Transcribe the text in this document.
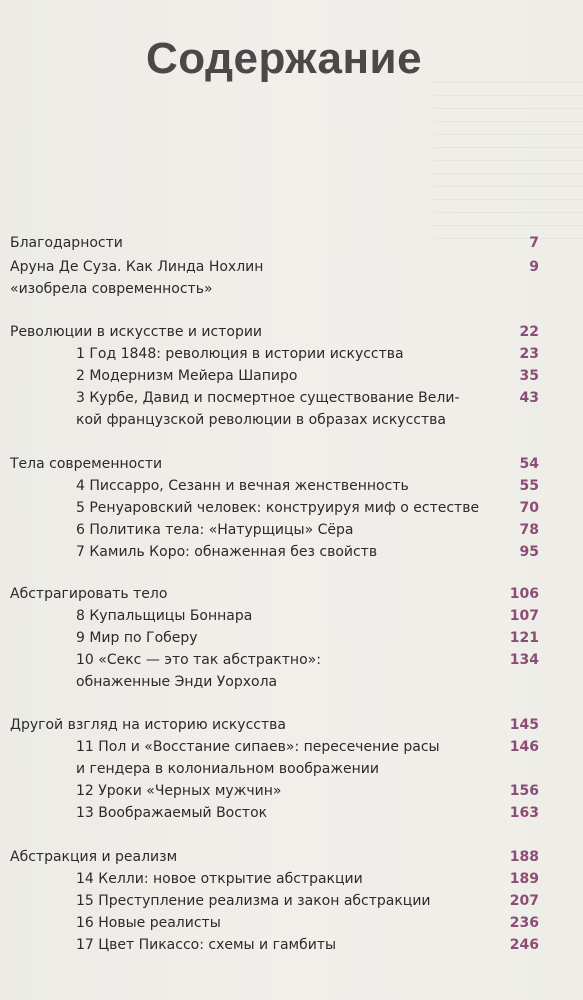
Содержание
Благодарности	7
Аруна Де Суза. Как Линда Нохлин	9
«изобрела современность»
Революции в искусстве и истории	22
1 Год 1848: революция в истории искусства	23
2 Модернизм Мейера Шапиро	35
3 Курбе, Давид и посмертное существование Вели-	43
кой французской революции в образах искусства
Тела современности	54
4 Писсарро, Сезанн и вечная женственность	55
5 Ренуаровский человек: конструируя миф о естестве	70
6 Политика тела: «Натурщицы» Сёра	78
7 Камиль Коро: обнаженная без свойств	95
Абстрагировать тело	106
8 Купальщицы Боннара	107
9 Мир по Гоберу	121
10 «Секс — это так абстрактно»:	134
обнаженные Энди Уорхола
Другой взгляд на историю искусства	145
11 Пол и «Восстание сипаев»: пересечение расы	146
и гендера в колониальном воображении
12 Уроки «Черных мужчин»	156
13 Воображаемый Восток	163
Абстракция и реализм	188
14 Келли: новое открытие абстракции	189
15 Преступление реализма и закон абстракции	207
16 Новые реалисты	236
17 Цвет Пикассо: схемы и гамбиты	246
========================
## GIVEN EXERCISE
Copy all the lines of data exactly as they appear, dropping any images.

## REPLY TO THE EXERCISE
Transcribe the text in this document.
Содержание
Благодарности	7
Аруна Де Суза. Как Линда Нохлин	9
«изобрела современность»
Революции в искусстве и истории	22
1 Год 1848: революция в истории искусства	23
2 Модернизм Мейера Шапиро	35
3 Курбе, Давид и посмертное существование Вели-	43
кой французской революции в образах искусства
Тела современности	54
4 Писсарро, Сезанн и вечная женственность	55
5 Ренуаровский человек: конструируя миф о естестве	70
6 Политика тела: «Натурщицы» Сёра	78
7 Камиль Коро: обнаженная без свойств	95
Абстрагировать тело	106
8 Купальщицы Боннара	107
9 Мир по Гоберу	121
10 «Секс — это так абстрактно»:	134
обнаженные Энди Уорхола
Другой взгляд на историю искусства	145
11 Пол и «Восстание сипаев»: пересечение расы	146
и гендера в колониальном воображении
12 Уроки «Черных мужчин»	156
13 Воображаемый Восток	163
Абстракция и реализм	188
14 Келли: новое открытие абстракции	189
15 Преступление реализма и закон абстракции	207
16 Новые реалисты	236
17 Цвет Пикассо: схемы и гамбиты	246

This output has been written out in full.